(Data excerpts)
########
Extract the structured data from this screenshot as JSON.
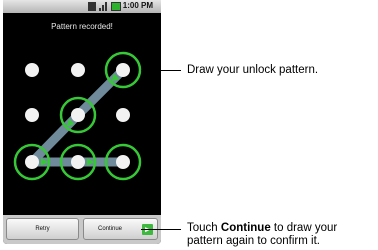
{
  "status_bar": {
    "time": "1:00 PM"
  },
  "banner": {
    "text": "Pattern recorded!"
  },
  "pattern": {
    "rows": 3,
    "cols": 3,
    "dot_color": "#f2f2f2",
    "path_color": "#6f8a9a",
    "ring_color": "#37c837",
    "arrow_color": "#37c837",
    "selected_sequence": [
      [
        0,
        2
      ],
      [
        1,
        1
      ],
      [
        2,
        0
      ],
      [
        2,
        1
      ],
      [
        2,
        2
      ]
    ]
  },
  "buttons": {
    "retry_label": "Retry",
    "continue_label": "Continue",
    "continue_icon": "arrow-right-icon"
  },
  "callouts": {
    "top": "Draw your unlock pattern.",
    "bottom_prefix": "Touch ",
    "bottom_bold": "Continue",
    "bottom_suffix": " to draw your",
    "bottom_line2": "pattern again to confirm it."
  }
}
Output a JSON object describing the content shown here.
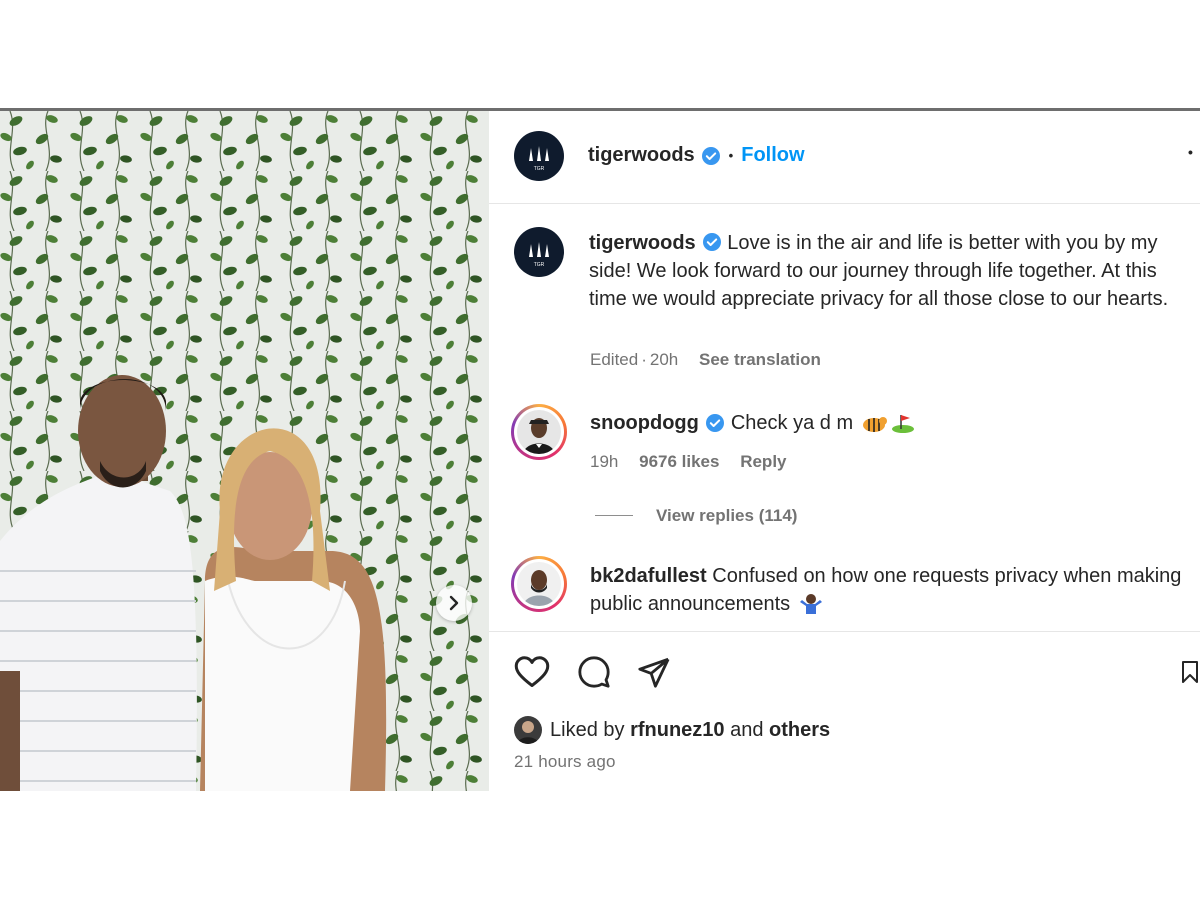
{
  "post": {
    "author": "tigerwoods",
    "follow_label": "Follow",
    "separator": "•",
    "more_label": "•",
    "avatar_logo_text": "TGR"
  },
  "caption": {
    "username": "tigerwoods",
    "text": "Love is in the air and life is better with you by my side! We look forward to our journey through life together. At this time we would appreciate privacy for all those close to our hearts.",
    "edited": "Edited",
    "dot": "·",
    "time": "20h",
    "see_translation": "See translation"
  },
  "comments": [
    {
      "username": "snoopdogg",
      "text": "Check ya d m",
      "emojis": [
        "tiger-emoji",
        "golf-flag-emoji"
      ],
      "time": "19h",
      "likes": "9676 likes",
      "reply": "Reply",
      "view_replies": "View replies (114)"
    },
    {
      "username": "bk2dafullest",
      "text": "Confused on how one requests privacy when making public announcements",
      "emojis": [
        "person-shrugging-emoji"
      ]
    }
  ],
  "actions": {
    "icons": [
      "heart-icon",
      "comment-icon",
      "share-icon",
      "bookmark-icon"
    ]
  },
  "likes": {
    "prefix": "Liked by",
    "user": "rfnunez10",
    "middle": "and",
    "others": "others",
    "timestamp": "21 hours ago"
  },
  "colors": {
    "accent": "#0095f6",
    "verified": "#3897f0",
    "text": "#262626",
    "muted": "#737373"
  }
}
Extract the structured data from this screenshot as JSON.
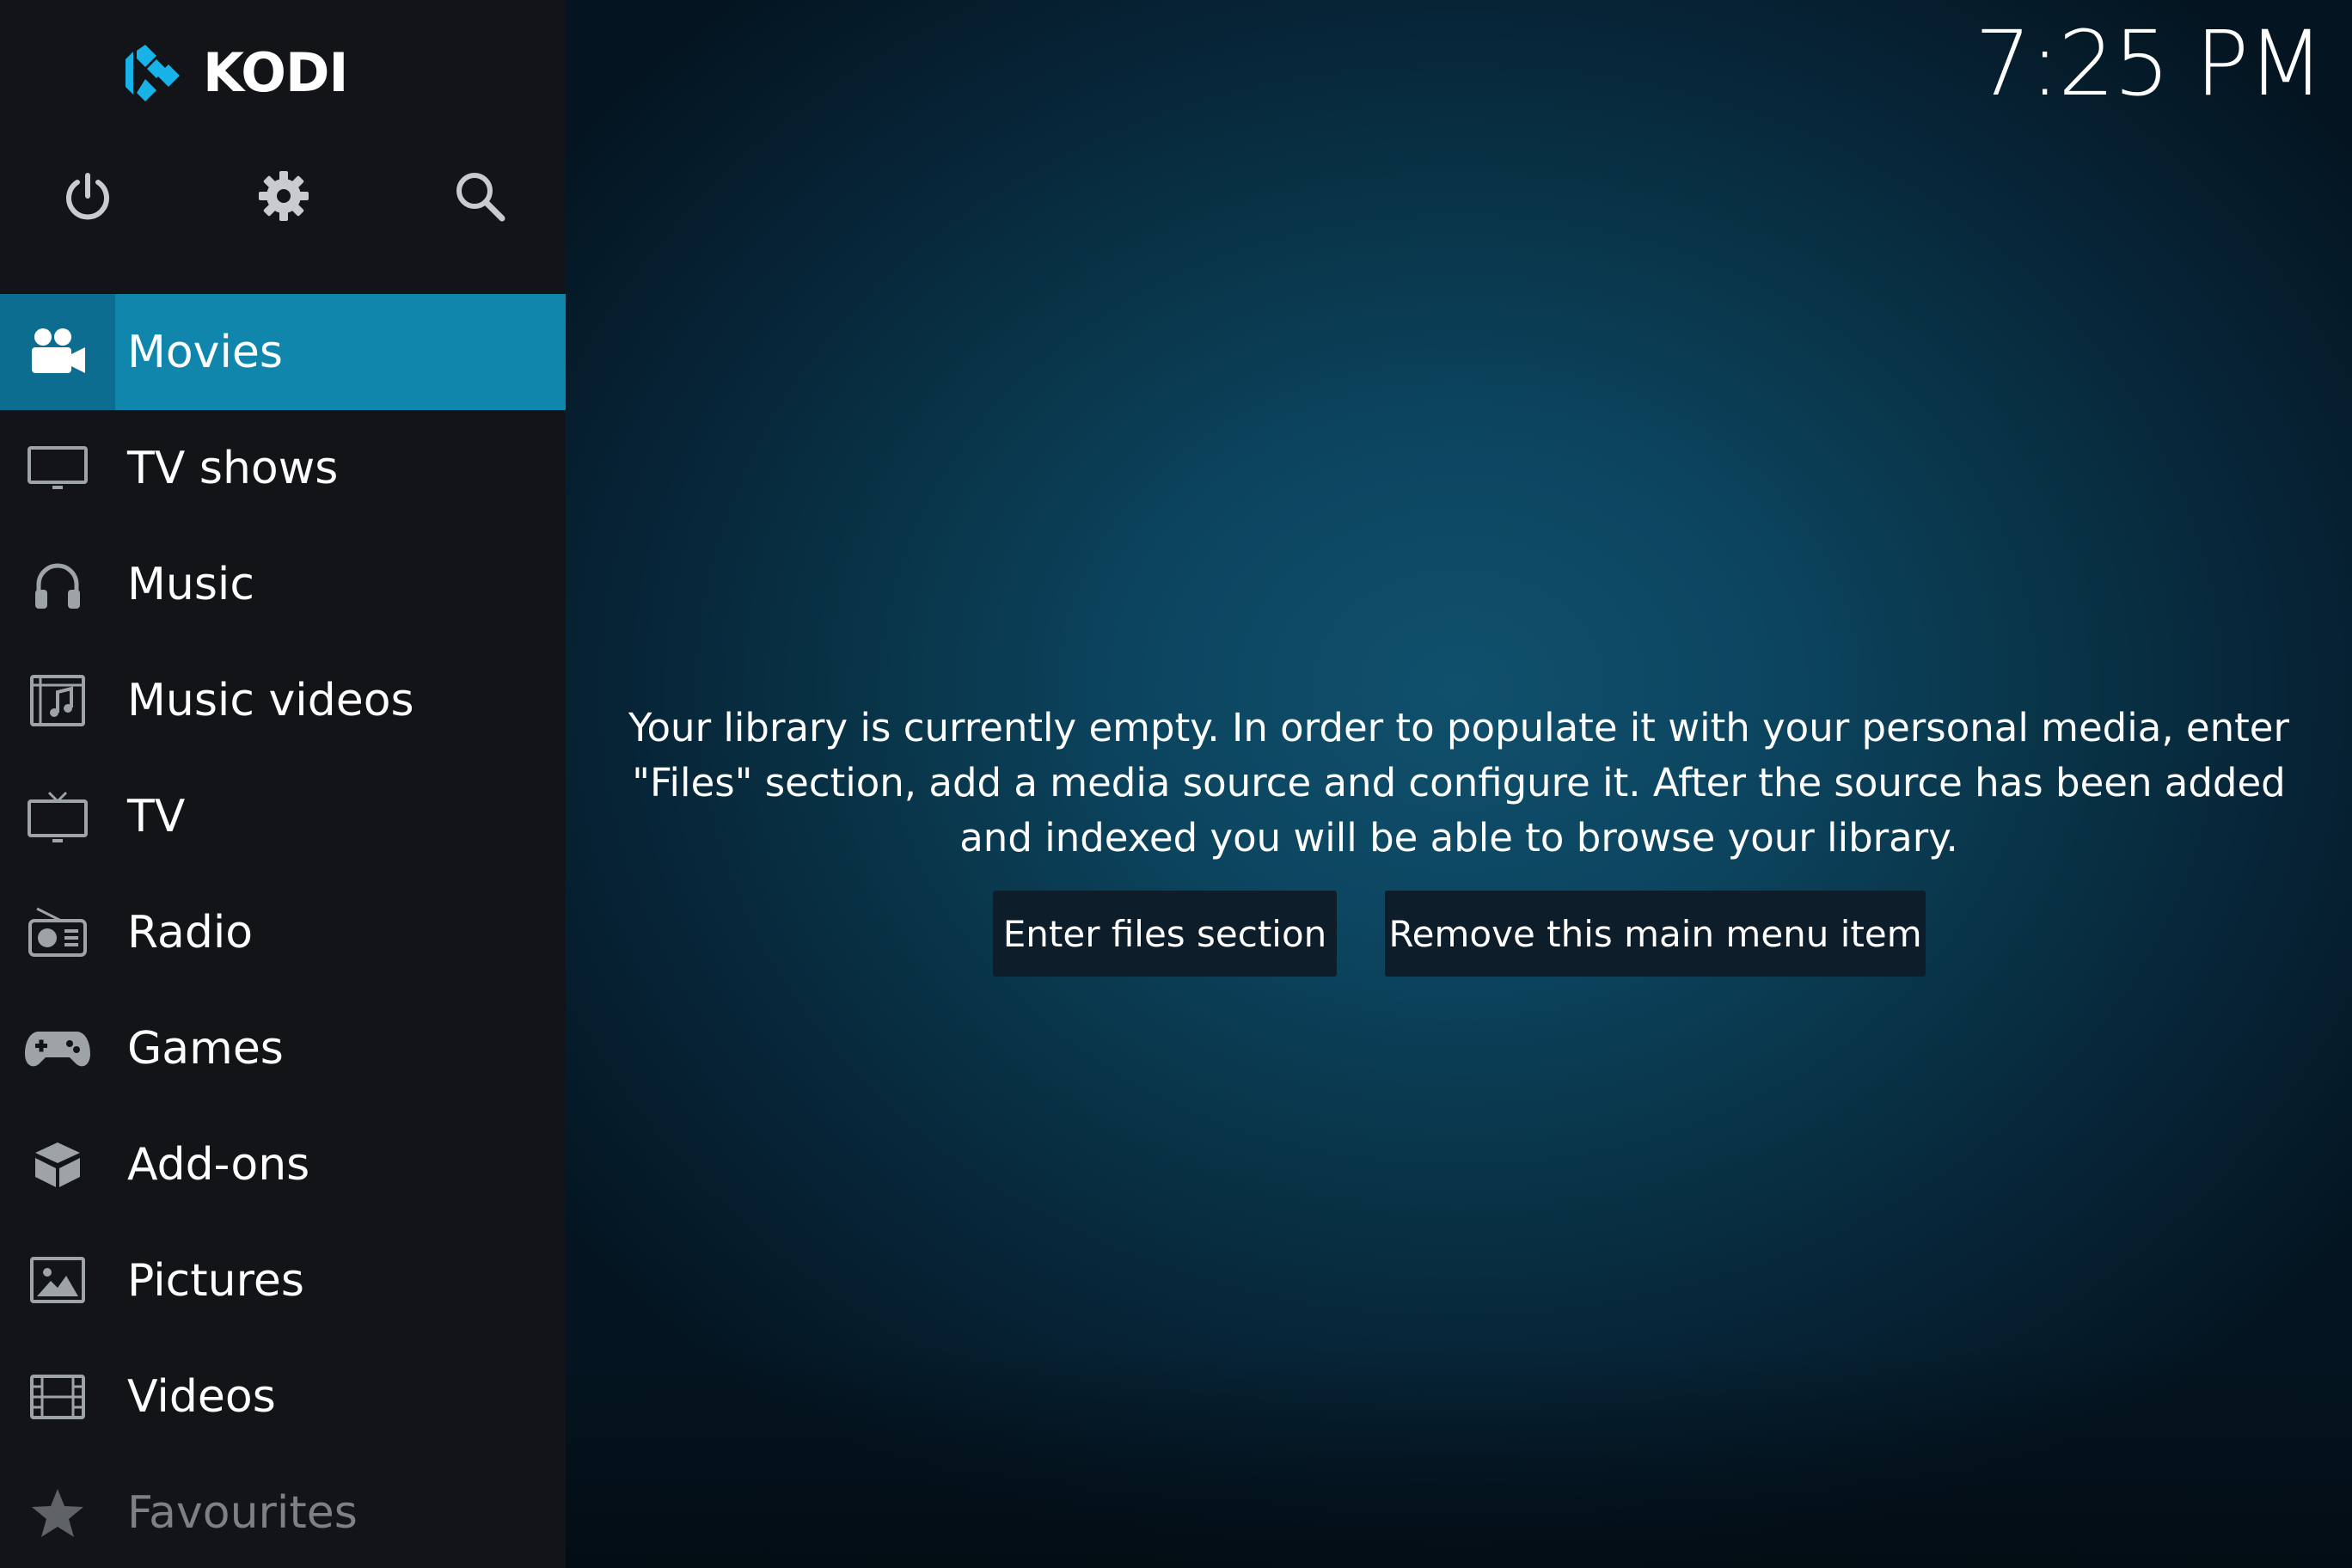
{
  "app": {
    "logo_text": "KODI",
    "clock": "7:25 PM"
  },
  "top_buttons": [
    {
      "icon": "power-icon"
    },
    {
      "icon": "gear-icon"
    },
    {
      "icon": "search-icon"
    }
  ],
  "menu": {
    "items": [
      {
        "label": "Movies",
        "icon": "movie-camera-icon",
        "active": true
      },
      {
        "label": "TV shows",
        "icon": "monitor-icon"
      },
      {
        "label": "Music",
        "icon": "headphones-icon"
      },
      {
        "label": "Music videos",
        "icon": "music-video-icon"
      },
      {
        "label": "TV",
        "icon": "tv-icon"
      },
      {
        "label": "Radio",
        "icon": "radio-icon"
      },
      {
        "label": "Games",
        "icon": "gamepad-icon"
      },
      {
        "label": "Add-ons",
        "icon": "addons-box-icon"
      },
      {
        "label": "Pictures",
        "icon": "picture-icon"
      },
      {
        "label": "Videos",
        "icon": "film-icon"
      },
      {
        "label": "Favourites",
        "icon": "star-icon"
      }
    ]
  },
  "main": {
    "message": "Your library is currently empty. In order to populate it with your personal media, enter \"Files\" section, add a media source and configure it. After the source has been added and indexed you will be able to browse your library.",
    "buttons": {
      "enter_files": "Enter files section",
      "remove_item": "Remove this main menu item"
    }
  },
  "colors": {
    "accent": "#1186ad",
    "sidebar_bg": "#121417",
    "button_bg": "#0d1e2a",
    "logo_blue": "#17b2e7"
  }
}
########
## What the task asks
Search the entries for the string "menu" and collect each line that has it.

## Expected answer
  "menu": {
      "remove_item": "Remove this main menu item"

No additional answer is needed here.